## Work instructions
Gather up every line from the entries below that uses the word "second".

....

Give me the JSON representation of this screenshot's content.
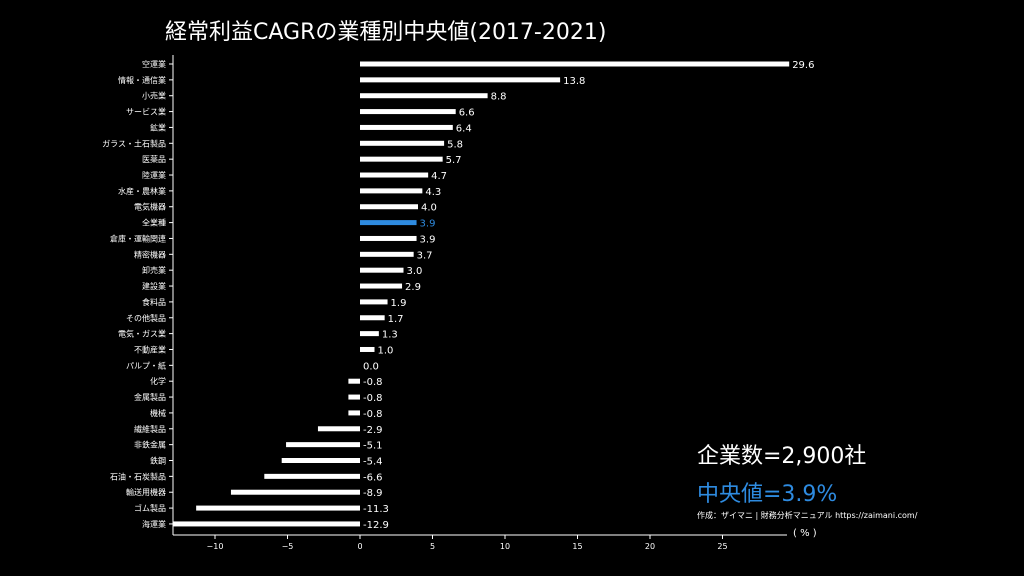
{
  "title": "経常利益CAGRの業種別中央値(2017-2021)",
  "company_count_label": "企業数=2,900社",
  "median_label": "中央値=3.9%",
  "credit": "作成：ザイマニ | 財務分析マニュアル https://zaimani.com/",
  "x_unit_label": "( % )",
  "colors": {
    "bar": "#ffffff",
    "highlight": "#2e8be0",
    "background": "#000000"
  },
  "chart_data": {
    "type": "bar",
    "orientation": "horizontal",
    "categories": [
      "空運業",
      "情報・通信業",
      "小売業",
      "サービス業",
      "鉱業",
      "ガラス・土石製品",
      "医薬品",
      "陸運業",
      "水産・農林業",
      "電気機器",
      "全業種",
      "倉庫・運輸関連",
      "精密機器",
      "卸売業",
      "建設業",
      "食料品",
      "その他製品",
      "電気・ガス業",
      "不動産業",
      "パルプ・紙",
      "化学",
      "金属製品",
      "機械",
      "繊維製品",
      "非鉄金属",
      "鉄鋼",
      "石油・石炭製品",
      "輸送用機器",
      "ゴム製品",
      "海運業"
    ],
    "values": [
      29.6,
      13.8,
      8.8,
      6.6,
      6.4,
      5.8,
      5.7,
      4.7,
      4.3,
      4.0,
      3.9,
      3.9,
      3.7,
      3.0,
      2.9,
      1.9,
      1.7,
      1.3,
      1.0,
      0.0,
      -0.8,
      -0.8,
      -0.8,
      -2.9,
      -5.1,
      -5.4,
      -6.6,
      -8.9,
      -11.3,
      -12.9
    ],
    "value_labels": [
      "29.6",
      "13.8",
      "8.8",
      "6.6",
      "6.4",
      "5.8",
      "5.7",
      "4.7",
      "4.3",
      "4.0",
      "3.9",
      "3.9",
      "3.7",
      "3.0",
      "2.9",
      "1.9",
      "1.7",
      "1.3",
      "1.0",
      "0.0",
      "-0.8",
      "-0.8",
      "-0.8",
      "-2.9",
      "-5.1",
      "-5.4",
      "-6.6",
      "-8.9",
      "-11.3",
      "-12.9"
    ],
    "highlight_category": "全業種",
    "x_ticks": [
      -10,
      -5,
      0,
      5,
      10,
      15,
      20,
      25
    ],
    "x_tick_labels": [
      "−10",
      "−5",
      "0",
      "5",
      "10",
      "15",
      "20",
      "25"
    ],
    "xlim": [
      -13,
      29.6
    ]
  }
}
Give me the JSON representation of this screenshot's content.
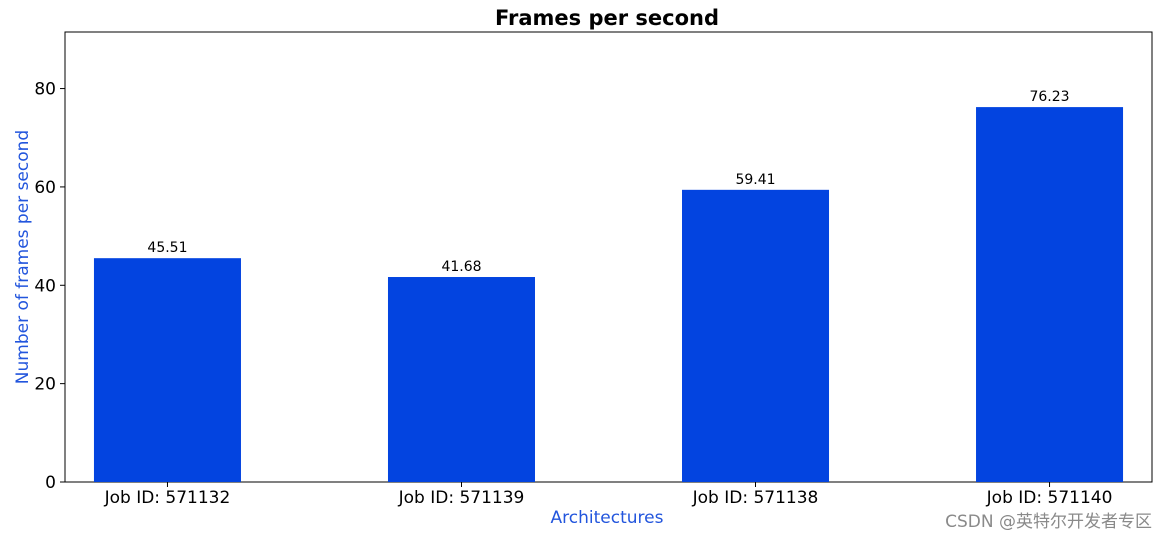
{
  "chart_data": {
    "type": "bar",
    "title": "Frames per second",
    "xlabel": "Architectures",
    "ylabel": "Number of frames per second",
    "categories": [
      "Job ID: 571132",
      "Job ID: 571139",
      "Job ID: 571138",
      "Job ID: 571140"
    ],
    "values": [
      45.51,
      41.68,
      59.41,
      76.23
    ],
    "data_labels": [
      "45.51",
      "41.68",
      "59.41",
      "76.23"
    ],
    "ylim": [
      0,
      91.5
    ],
    "yticks": [
      0,
      20,
      40,
      60,
      80
    ],
    "grid": false,
    "colors": {
      "bar": "#0344e0",
      "axis_label": "#2255dd"
    }
  },
  "watermark": "CSDN @英特尔开发者专区"
}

....

## Task result
    "title": "Frames per second",
    "ylabel": "Number of frames per second",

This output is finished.